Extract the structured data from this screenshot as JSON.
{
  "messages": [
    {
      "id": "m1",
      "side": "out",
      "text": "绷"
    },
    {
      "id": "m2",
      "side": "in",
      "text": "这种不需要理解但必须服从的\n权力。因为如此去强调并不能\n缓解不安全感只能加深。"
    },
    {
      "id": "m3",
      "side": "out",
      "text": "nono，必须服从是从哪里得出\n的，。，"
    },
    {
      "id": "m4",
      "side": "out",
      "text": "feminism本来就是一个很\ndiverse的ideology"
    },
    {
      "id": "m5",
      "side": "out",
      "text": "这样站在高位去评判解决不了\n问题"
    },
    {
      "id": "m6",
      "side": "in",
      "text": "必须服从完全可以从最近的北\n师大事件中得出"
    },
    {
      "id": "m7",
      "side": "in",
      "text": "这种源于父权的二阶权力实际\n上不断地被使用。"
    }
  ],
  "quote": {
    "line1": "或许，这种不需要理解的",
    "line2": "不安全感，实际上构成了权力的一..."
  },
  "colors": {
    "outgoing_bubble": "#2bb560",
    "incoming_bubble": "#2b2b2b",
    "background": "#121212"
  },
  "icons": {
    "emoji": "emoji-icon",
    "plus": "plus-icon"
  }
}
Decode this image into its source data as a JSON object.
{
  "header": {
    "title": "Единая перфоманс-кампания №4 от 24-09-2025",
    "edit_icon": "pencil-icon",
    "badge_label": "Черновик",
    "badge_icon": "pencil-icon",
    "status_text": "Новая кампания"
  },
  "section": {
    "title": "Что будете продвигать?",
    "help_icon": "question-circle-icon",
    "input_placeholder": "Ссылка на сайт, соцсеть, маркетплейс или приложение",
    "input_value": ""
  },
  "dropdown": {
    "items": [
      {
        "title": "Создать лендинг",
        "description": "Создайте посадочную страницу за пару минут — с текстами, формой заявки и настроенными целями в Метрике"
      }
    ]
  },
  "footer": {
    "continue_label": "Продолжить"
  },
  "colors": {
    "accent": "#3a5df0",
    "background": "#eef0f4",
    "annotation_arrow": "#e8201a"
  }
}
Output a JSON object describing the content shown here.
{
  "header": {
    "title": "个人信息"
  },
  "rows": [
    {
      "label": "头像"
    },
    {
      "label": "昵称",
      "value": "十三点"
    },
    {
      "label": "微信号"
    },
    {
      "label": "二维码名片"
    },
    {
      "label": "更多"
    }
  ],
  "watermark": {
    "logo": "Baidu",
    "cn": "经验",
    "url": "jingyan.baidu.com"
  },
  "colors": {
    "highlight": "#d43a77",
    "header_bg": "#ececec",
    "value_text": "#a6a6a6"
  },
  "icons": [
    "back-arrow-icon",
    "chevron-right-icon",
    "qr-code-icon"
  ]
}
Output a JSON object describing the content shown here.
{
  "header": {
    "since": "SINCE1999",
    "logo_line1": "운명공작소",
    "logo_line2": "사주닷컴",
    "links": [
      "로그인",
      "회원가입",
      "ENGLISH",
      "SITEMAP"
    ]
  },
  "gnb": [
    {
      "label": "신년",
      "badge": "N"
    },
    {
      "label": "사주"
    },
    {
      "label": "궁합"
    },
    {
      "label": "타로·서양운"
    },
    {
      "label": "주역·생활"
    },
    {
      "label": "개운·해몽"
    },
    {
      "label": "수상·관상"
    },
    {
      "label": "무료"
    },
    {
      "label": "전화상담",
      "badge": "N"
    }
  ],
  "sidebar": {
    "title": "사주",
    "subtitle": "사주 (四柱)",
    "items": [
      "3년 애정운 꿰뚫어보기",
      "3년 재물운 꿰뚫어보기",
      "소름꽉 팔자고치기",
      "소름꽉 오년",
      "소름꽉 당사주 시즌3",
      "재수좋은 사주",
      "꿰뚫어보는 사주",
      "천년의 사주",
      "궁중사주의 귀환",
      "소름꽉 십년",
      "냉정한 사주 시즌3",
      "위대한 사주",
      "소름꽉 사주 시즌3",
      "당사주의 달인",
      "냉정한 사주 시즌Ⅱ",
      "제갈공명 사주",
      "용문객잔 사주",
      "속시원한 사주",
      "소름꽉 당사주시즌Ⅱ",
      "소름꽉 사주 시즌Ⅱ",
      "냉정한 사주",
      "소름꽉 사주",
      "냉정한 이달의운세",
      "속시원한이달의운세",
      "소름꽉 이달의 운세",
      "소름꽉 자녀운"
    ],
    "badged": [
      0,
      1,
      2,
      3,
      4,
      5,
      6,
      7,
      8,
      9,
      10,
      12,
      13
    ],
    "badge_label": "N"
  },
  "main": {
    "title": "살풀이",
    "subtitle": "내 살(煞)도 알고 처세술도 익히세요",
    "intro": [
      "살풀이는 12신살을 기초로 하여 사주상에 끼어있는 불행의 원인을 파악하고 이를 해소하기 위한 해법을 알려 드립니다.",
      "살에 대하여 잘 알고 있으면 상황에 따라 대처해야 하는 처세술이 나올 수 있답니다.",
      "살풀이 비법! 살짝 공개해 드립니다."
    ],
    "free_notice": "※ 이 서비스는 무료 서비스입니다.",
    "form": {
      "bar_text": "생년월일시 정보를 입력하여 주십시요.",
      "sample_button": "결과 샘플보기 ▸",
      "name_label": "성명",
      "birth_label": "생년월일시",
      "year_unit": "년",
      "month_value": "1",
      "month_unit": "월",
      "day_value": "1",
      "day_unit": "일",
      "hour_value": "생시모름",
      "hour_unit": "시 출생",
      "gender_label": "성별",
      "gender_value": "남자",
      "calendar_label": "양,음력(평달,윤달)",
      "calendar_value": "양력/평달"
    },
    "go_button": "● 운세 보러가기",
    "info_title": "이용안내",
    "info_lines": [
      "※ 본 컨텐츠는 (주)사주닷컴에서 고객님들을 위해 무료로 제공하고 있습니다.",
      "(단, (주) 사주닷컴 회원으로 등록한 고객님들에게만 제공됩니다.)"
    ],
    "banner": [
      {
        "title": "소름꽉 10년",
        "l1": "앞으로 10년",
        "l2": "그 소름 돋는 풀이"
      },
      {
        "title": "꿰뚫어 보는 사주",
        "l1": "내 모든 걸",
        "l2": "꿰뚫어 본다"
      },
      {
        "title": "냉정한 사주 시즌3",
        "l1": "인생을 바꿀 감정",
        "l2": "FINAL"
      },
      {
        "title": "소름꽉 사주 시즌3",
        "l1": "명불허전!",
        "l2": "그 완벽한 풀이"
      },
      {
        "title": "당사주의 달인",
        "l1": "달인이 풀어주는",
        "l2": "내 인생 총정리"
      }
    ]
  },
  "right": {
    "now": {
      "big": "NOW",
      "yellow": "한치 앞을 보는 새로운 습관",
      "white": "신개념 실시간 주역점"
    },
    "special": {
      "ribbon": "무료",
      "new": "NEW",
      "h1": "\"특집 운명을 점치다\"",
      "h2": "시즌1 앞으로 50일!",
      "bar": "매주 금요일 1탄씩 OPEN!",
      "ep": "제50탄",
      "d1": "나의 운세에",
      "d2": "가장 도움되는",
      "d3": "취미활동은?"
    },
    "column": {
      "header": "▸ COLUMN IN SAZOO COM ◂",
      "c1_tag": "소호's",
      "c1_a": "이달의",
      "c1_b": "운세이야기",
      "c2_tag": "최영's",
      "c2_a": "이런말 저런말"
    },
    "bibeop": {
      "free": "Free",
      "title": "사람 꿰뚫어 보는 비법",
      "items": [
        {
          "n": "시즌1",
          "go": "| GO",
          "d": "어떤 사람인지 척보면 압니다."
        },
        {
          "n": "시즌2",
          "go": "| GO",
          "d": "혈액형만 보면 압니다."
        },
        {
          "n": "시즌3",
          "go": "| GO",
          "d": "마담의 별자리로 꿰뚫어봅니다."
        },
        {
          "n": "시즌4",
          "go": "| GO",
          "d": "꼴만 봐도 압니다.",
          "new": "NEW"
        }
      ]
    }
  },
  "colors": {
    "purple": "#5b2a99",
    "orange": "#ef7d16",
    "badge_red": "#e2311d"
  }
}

○ ○ ○

Pick out each line that holds the string "кампания".

Task result:
    "title": "Единая перфоманс-кампания №4 от 24-09-2025",
    "status_text": "Новая кампания"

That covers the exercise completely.